» **Work to do**
Pull every line holding the string "text" from the records below.

Extracted records:
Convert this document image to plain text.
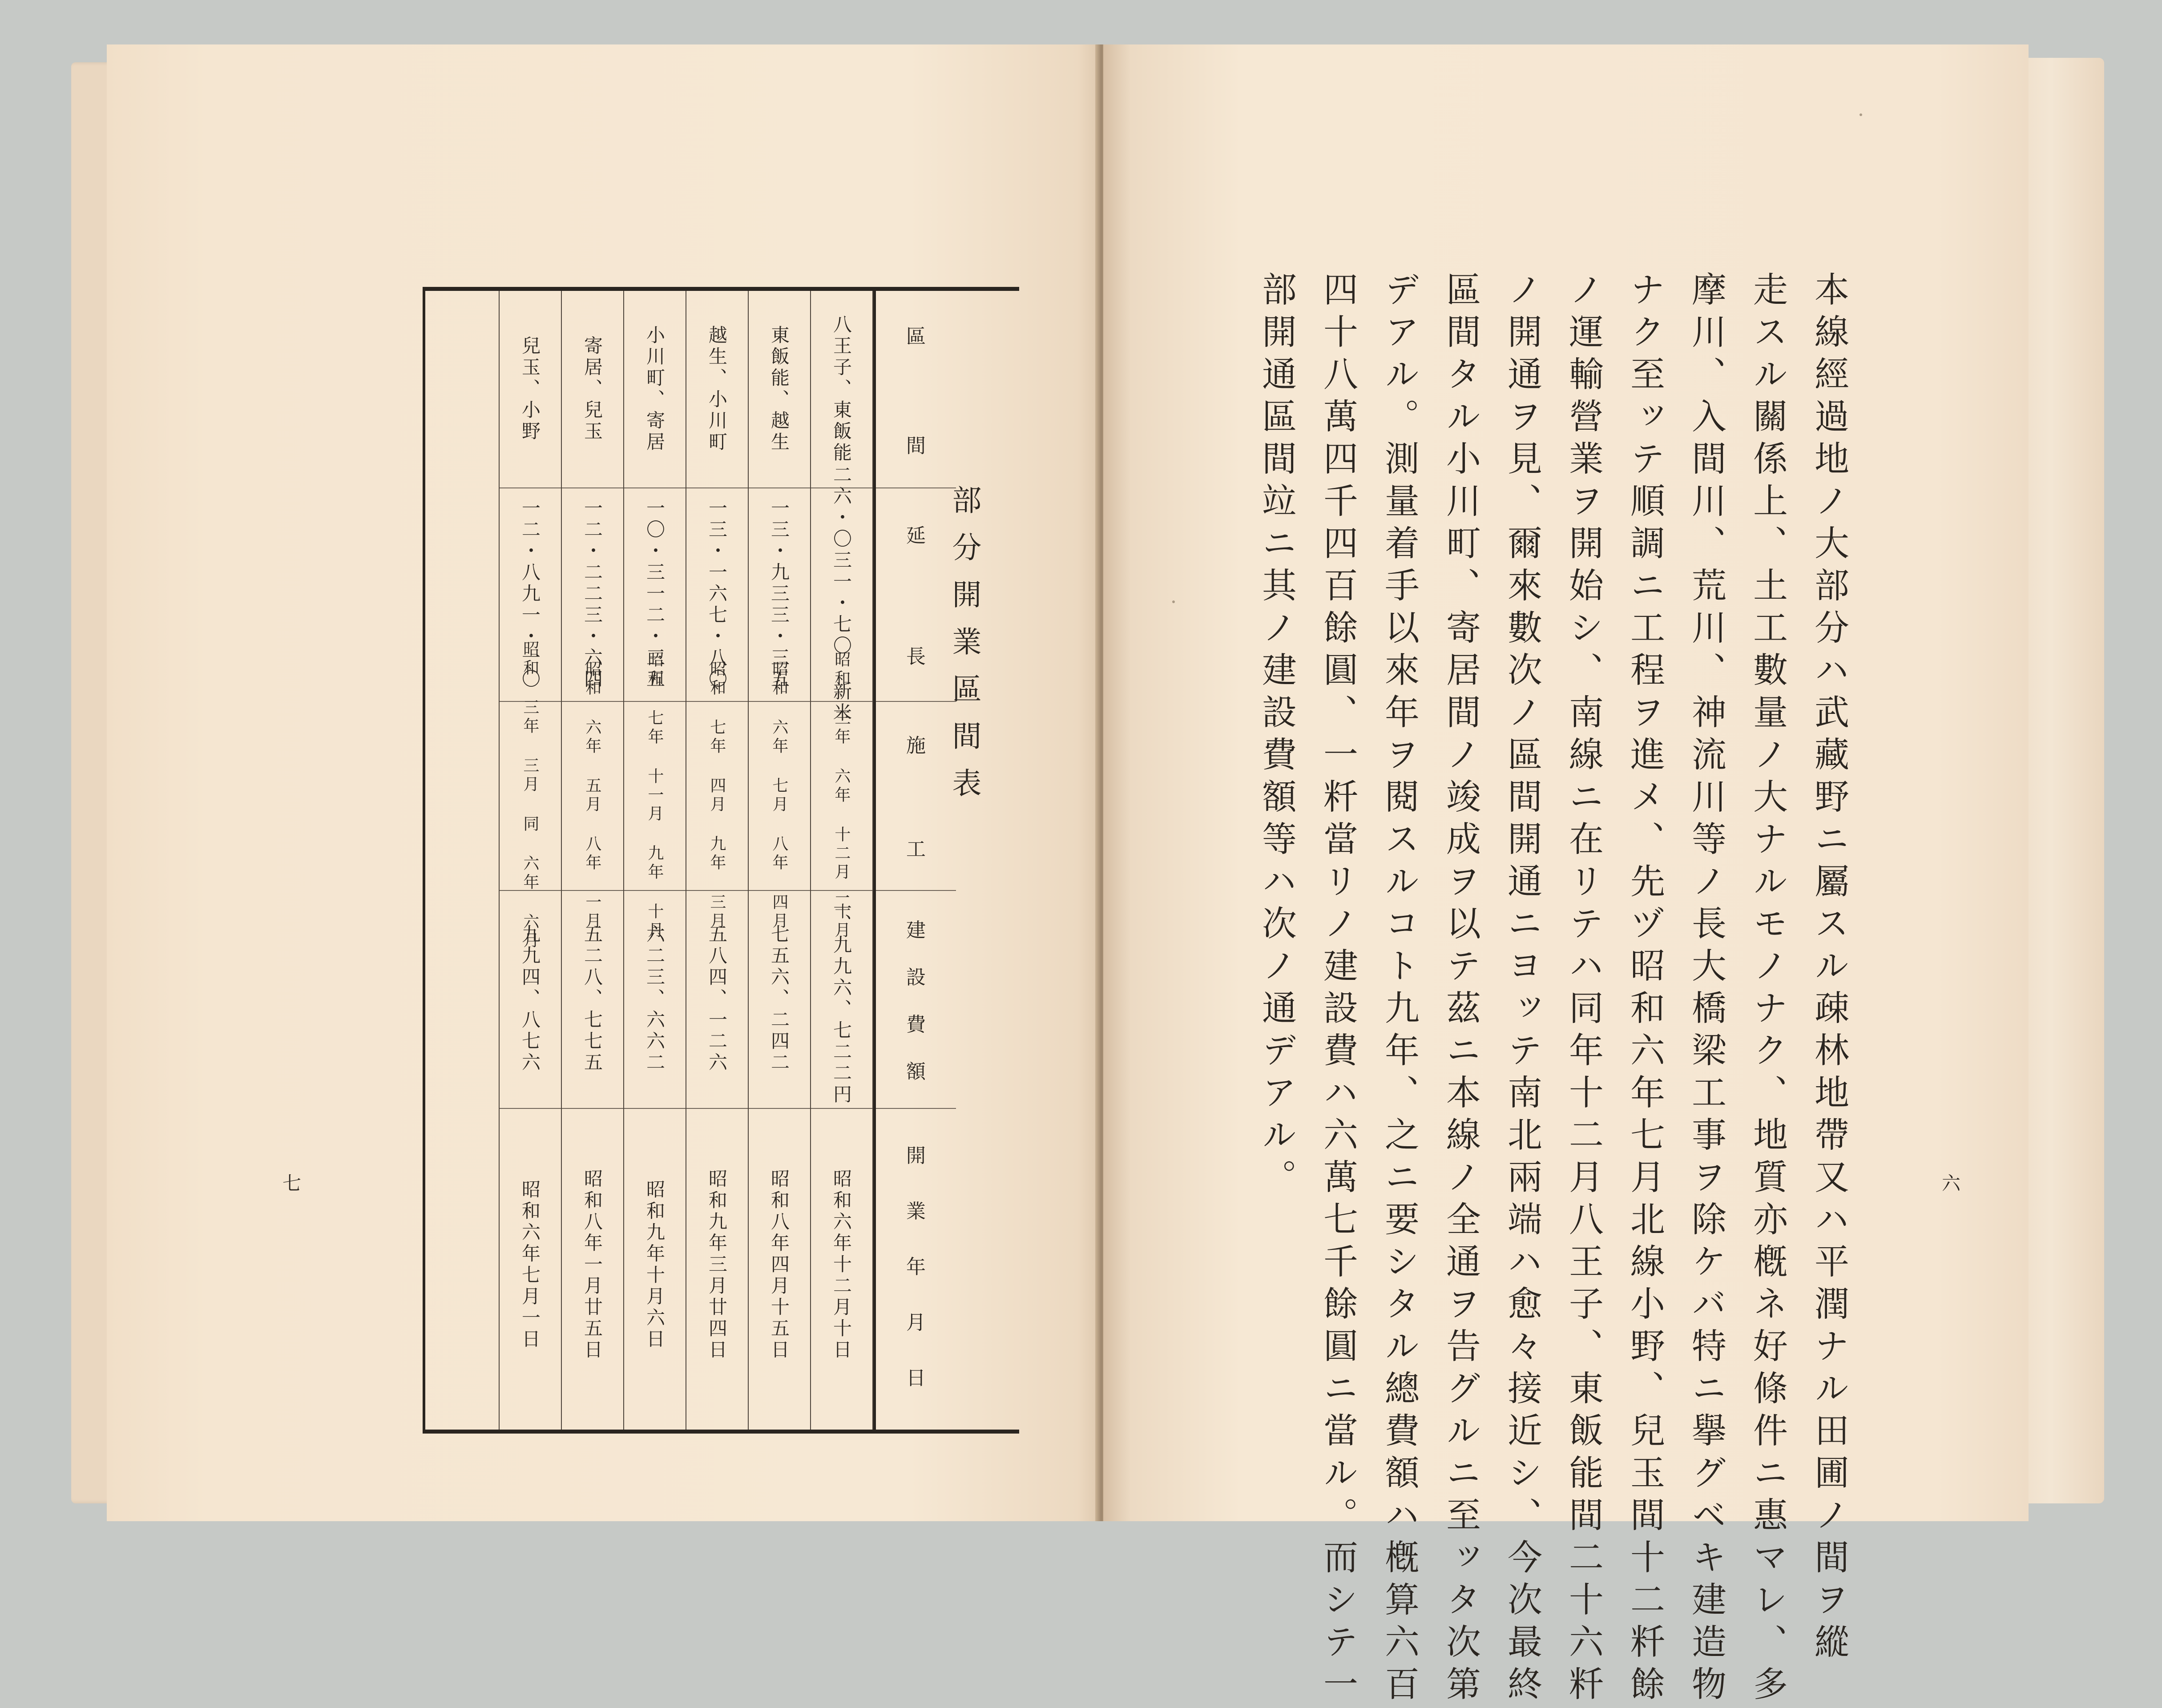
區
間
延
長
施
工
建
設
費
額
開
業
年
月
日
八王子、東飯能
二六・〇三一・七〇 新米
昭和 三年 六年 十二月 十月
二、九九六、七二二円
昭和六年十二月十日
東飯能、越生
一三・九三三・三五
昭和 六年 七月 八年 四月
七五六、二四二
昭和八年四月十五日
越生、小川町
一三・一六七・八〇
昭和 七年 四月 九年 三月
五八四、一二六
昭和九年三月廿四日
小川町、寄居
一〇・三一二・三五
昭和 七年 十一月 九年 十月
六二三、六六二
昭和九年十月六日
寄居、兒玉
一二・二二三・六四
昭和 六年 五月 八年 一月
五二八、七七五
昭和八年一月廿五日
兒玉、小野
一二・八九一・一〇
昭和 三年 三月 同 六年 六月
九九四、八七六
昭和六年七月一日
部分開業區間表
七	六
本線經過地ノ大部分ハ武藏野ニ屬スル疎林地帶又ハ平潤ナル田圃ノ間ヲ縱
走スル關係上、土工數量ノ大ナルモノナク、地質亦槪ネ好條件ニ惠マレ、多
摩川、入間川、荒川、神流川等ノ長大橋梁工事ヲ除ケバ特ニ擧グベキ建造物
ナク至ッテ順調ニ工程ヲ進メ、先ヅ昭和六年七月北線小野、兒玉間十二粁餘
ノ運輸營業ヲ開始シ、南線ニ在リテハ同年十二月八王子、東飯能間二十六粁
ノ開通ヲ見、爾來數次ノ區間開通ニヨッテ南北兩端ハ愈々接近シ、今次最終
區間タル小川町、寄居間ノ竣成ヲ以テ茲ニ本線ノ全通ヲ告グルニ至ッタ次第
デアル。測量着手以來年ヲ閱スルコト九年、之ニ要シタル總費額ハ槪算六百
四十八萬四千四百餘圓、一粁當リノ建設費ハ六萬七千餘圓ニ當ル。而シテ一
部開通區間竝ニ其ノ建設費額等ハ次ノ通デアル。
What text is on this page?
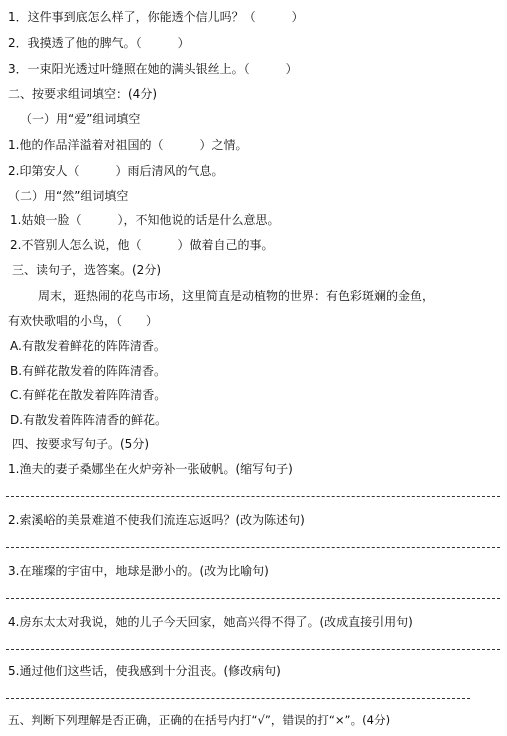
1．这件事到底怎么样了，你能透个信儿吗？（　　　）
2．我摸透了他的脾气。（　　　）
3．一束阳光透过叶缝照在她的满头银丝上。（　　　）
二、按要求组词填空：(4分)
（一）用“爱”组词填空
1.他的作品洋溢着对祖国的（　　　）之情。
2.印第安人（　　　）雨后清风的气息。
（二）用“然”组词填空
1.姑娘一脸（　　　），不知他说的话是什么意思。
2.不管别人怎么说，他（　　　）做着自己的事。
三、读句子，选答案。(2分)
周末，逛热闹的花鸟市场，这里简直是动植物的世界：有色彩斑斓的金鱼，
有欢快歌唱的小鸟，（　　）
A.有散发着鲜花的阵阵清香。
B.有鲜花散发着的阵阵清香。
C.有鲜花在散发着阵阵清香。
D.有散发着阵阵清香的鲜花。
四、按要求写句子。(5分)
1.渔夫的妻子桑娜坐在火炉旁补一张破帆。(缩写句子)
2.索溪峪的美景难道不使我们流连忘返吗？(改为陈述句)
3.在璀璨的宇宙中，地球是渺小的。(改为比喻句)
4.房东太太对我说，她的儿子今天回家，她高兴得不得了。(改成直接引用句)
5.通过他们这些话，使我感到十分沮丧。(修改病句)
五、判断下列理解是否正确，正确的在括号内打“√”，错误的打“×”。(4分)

» **Result below**
Convert this document image to plain text.
What text is on this page?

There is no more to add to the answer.